■ **WHAT TO WORK ON**: Rewrite the part that opens with the line containing "colorbar-segment: [506, 503, 534, 510]" and closes with the line containing "colorbar-segment: [1107, 36, 1135, 43]". Switch "heatmap-cell" to "matrix-cell" throughout and leave everything else as it is.

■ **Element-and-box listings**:
____________________

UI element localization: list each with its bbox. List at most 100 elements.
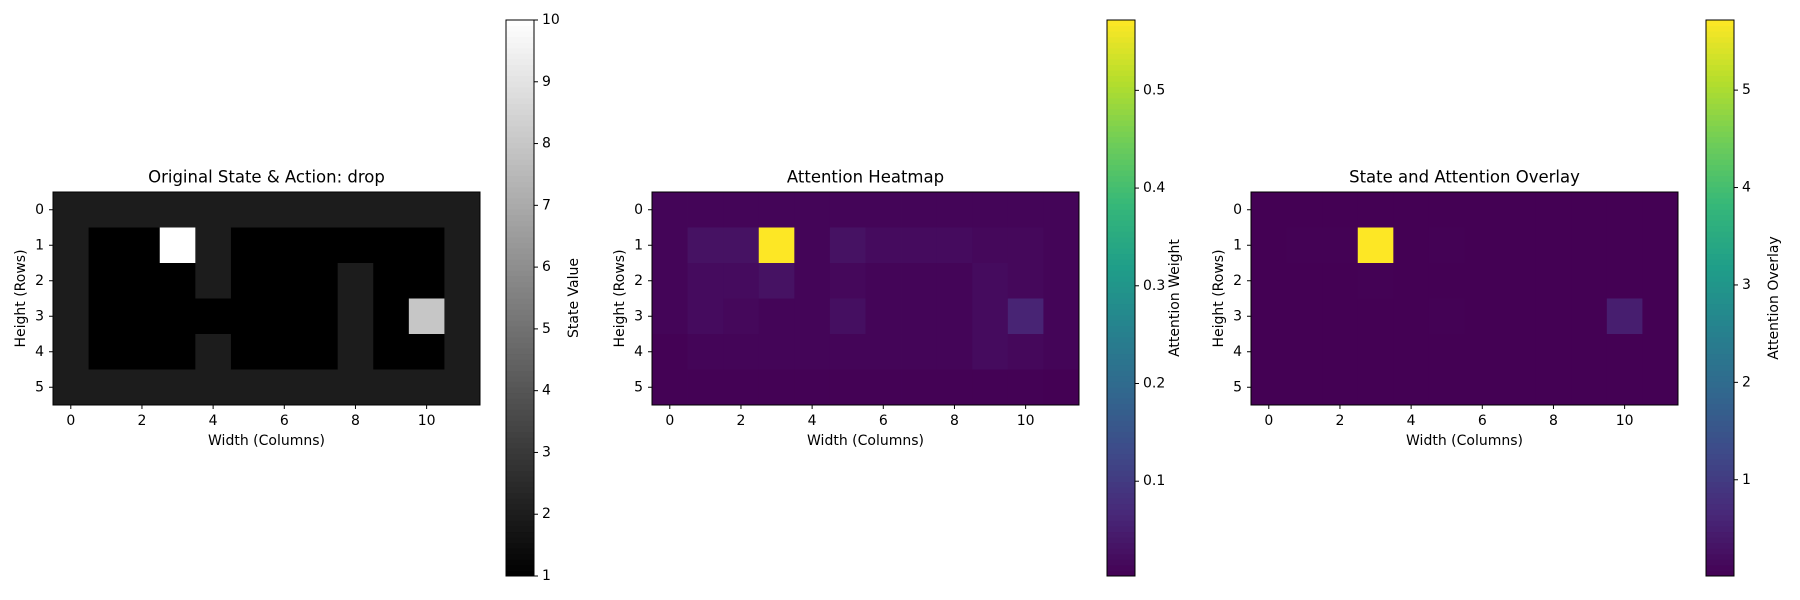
colorbar-segment: [506, 503, 534, 510]
heatmap-cell: [1464, 369, 1501, 406]
heatmap-cell: [266, 334, 303, 370]
heatmap-cell: [1571, 334, 1608, 370]
colorbar-segment: [1706, 498, 1734, 505]
heatmap-cell: [972, 263, 1009, 299]
heatmap-cell: [337, 334, 374, 370]
heatmap-cell: [266, 298, 303, 335]
colorbar-segment: [1107, 292, 1135, 299]
heatmap-cell: [230, 227, 267, 264]
heatmap-cell: [1535, 298, 1572, 335]
colorbar-segment: [506, 537, 534, 544]
heatmap-cell: [1500, 192, 1537, 228]
colorbar-segment: [1706, 120, 1734, 127]
colorbar-segment: [1706, 325, 1734, 332]
colorbar-segment: [1107, 36, 1135, 43]
heatmap-cell: [444, 263, 481, 299]
heatmap-cell: [53, 263, 89, 299]
heatmap-cell: [972, 334, 1009, 370]
colorbar-segment: [506, 53, 534, 60]
heatmap-cell: [865, 263, 902, 299]
heatmap-cell: [758, 334, 795, 370]
colorbar-segment: [1706, 159, 1734, 166]
heatmap-cell: [936, 369, 973, 406]
heatmap-cell: [1571, 263, 1608, 299]
colorbar-segment: [1706, 492, 1734, 499]
colorbar-segment: [1706, 475, 1734, 482]
colorbar-segment: [1706, 375, 1734, 382]
heatmap-cell: [1535, 192, 1572, 228]
heatmap-cell: [1571, 192, 1608, 228]
colorbar-segment: [506, 247, 534, 255]
heatmap-cell: [1251, 192, 1287, 228]
y-tick-label: 3: [1233, 308, 1242, 324]
colorbar-tick-label: 1: [542, 568, 551, 584]
colorbar-segment: [1706, 286, 1734, 293]
y-tick-label: 0: [634, 202, 643, 218]
heatmap-cell: [652, 298, 688, 335]
colorbar-segment: [506, 275, 534, 282]
heatmap-cell: [1535, 227, 1572, 264]
colorbar-segment: [1107, 259, 1135, 266]
colorbar-segment: [1107, 253, 1135, 260]
colorbar-segment: [1706, 142, 1734, 149]
colorbar-segment: [1107, 58, 1135, 65]
colorbar-segment: [506, 131, 534, 138]
x-axis-label: Width (Columns): [807, 433, 924, 449]
heatmap-cell: [972, 298, 1009, 335]
colorbar-segment: [1706, 131, 1734, 138]
heatmap-cell: [1428, 369, 1465, 406]
colorbar-segment: [1107, 475, 1135, 482]
heatmap-cell: [687, 369, 724, 406]
colorbar-segment: [1706, 192, 1734, 199]
y-tick-label: 4: [634, 344, 643, 360]
x-tick-label: 8: [351, 413, 360, 429]
colorbar-segment: [1107, 192, 1135, 199]
heatmap-cell: [1428, 192, 1465, 228]
colorbar-segment: [506, 214, 534, 221]
heatmap-cell: [159, 227, 196, 264]
heatmap-cell: [901, 369, 938, 406]
colorbar-segment: [1107, 236, 1135, 243]
colorbar-segment: [1107, 281, 1135, 288]
x-tick-label: 2: [1335, 413, 1344, 429]
chart-title: Attention Heatmap: [787, 168, 944, 187]
heatmap-cell: [302, 227, 339, 264]
colorbar-segment: [506, 314, 534, 321]
heatmap-cell: [1464, 227, 1501, 264]
colorbar-tick-label: 0.3: [1143, 278, 1165, 294]
heatmap-cell: [865, 227, 902, 264]
colorbar-tick-label: 3: [1742, 277, 1751, 293]
colorbar-segment: [506, 58, 534, 65]
x-tick-label: 6: [879, 413, 888, 429]
heatmap-cell: [794, 263, 831, 299]
heatmap-cell: [373, 263, 410, 299]
heatmap-cell: [972, 192, 1009, 228]
colorbar-segment: [1706, 531, 1734, 538]
colorbar-segment: [506, 437, 534, 444]
heatmap-cell: [1043, 263, 1080, 299]
colorbar-segment: [1706, 481, 1734, 488]
colorbar-segment: [506, 20, 534, 27]
colorbar-segment: [1706, 525, 1734, 533]
colorbar-segment: [506, 525, 534, 533]
heatmap-cell: [652, 192, 688, 228]
x-tick-label: 6: [1478, 413, 1487, 429]
x-axis-label: Width (Columns): [1406, 433, 1523, 449]
heatmap-cell: [1251, 227, 1287, 264]
colorbar-segment: [1706, 425, 1734, 432]
heatmap-cell: [723, 334, 760, 370]
colorbar-segment: [1107, 25, 1135, 32]
heatmap-cell: [758, 192, 795, 228]
colorbar-segment: [1706, 64, 1734, 71]
colorbar-segment: [1107, 47, 1135, 54]
colorbar-segment: [506, 298, 534, 305]
heatmap-cell: [88, 263, 125, 299]
heatmap-cell: [1393, 369, 1430, 406]
x-tick-label: 2: [736, 413, 745, 429]
heatmap-cell: [1642, 369, 1679, 406]
x-tick-label: 8: [950, 413, 959, 429]
colorbar-segment: [506, 442, 534, 449]
x-tick-label: 10: [1616, 413, 1634, 429]
colorbar-segment: [1107, 242, 1135, 249]
colorbar-segment: [506, 114, 534, 121]
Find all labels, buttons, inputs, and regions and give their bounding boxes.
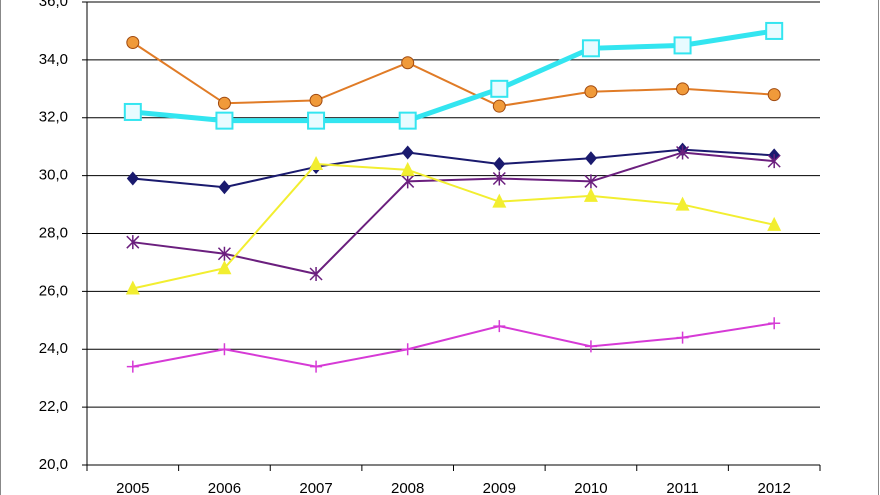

____________________

■ **EXERCISE OUTPUT**:
colorbar-segment: [506, 503, 534, 510]
matrix-cell: [1464, 369, 1501, 406]
matrix-cell: [266, 334, 303, 370]
matrix-cell: [1571, 334, 1608, 370]
colorbar-segment: [1706, 498, 1734, 505]
matrix-cell: [972, 263, 1009, 299]
matrix-cell: [337, 334, 374, 370]
matrix-cell: [266, 298, 303, 335]
colorbar-segment: [1107, 292, 1135, 299]
matrix-cell: [230, 227, 267, 264]
matrix-cell: [1535, 298, 1572, 335]
colorbar-segment: [506, 537, 534, 544]
matrix-cell: [1500, 192, 1537, 228]
colorbar-segment: [1706, 120, 1734, 127]
colorbar-segment: [1706, 325, 1734, 332]
colorbar-segment: [1107, 36, 1135, 43]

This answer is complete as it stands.